[Collection entries]

+--

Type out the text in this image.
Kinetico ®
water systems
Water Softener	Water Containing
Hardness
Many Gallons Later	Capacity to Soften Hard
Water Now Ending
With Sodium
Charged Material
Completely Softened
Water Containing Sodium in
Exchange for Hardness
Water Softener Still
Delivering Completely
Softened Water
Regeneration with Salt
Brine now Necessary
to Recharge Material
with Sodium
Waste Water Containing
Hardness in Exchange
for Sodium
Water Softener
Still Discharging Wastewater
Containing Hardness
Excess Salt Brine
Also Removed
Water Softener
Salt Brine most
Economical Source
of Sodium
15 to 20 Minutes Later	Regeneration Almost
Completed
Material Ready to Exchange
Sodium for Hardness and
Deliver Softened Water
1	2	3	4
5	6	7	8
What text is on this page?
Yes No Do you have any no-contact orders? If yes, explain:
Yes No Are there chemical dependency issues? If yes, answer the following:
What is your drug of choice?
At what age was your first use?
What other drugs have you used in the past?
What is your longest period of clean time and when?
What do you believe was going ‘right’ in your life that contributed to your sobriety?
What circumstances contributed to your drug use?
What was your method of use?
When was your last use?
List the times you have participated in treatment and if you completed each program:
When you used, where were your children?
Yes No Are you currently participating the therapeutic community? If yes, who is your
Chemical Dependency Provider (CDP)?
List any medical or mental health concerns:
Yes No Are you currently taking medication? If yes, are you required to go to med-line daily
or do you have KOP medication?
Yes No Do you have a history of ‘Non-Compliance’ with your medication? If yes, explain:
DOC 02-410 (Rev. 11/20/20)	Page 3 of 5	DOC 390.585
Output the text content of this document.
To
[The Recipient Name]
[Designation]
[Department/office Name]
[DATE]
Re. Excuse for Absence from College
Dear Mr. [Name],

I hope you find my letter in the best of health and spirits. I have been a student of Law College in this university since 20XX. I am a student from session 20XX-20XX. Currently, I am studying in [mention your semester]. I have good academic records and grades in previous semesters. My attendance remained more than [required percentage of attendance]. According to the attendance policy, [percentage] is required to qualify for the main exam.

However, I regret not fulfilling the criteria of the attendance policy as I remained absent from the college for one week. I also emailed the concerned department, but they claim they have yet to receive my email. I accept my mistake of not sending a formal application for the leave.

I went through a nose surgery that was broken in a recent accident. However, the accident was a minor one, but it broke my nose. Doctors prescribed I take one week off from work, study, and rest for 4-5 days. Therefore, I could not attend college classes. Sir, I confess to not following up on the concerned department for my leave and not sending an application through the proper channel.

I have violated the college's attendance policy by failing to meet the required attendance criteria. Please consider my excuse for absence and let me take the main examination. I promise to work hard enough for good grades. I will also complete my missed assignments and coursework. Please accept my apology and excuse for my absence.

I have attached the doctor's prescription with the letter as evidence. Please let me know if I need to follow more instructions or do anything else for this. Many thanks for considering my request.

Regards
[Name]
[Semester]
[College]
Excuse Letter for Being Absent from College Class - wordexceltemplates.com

+--

> [Given request]
Read the entries and pick out all lines that include the word "Hardness".

> [Completed task]
Hardness
Exchange for Hardness
Hardness in Exchange
Containing Hardness
Sodium for Hardness and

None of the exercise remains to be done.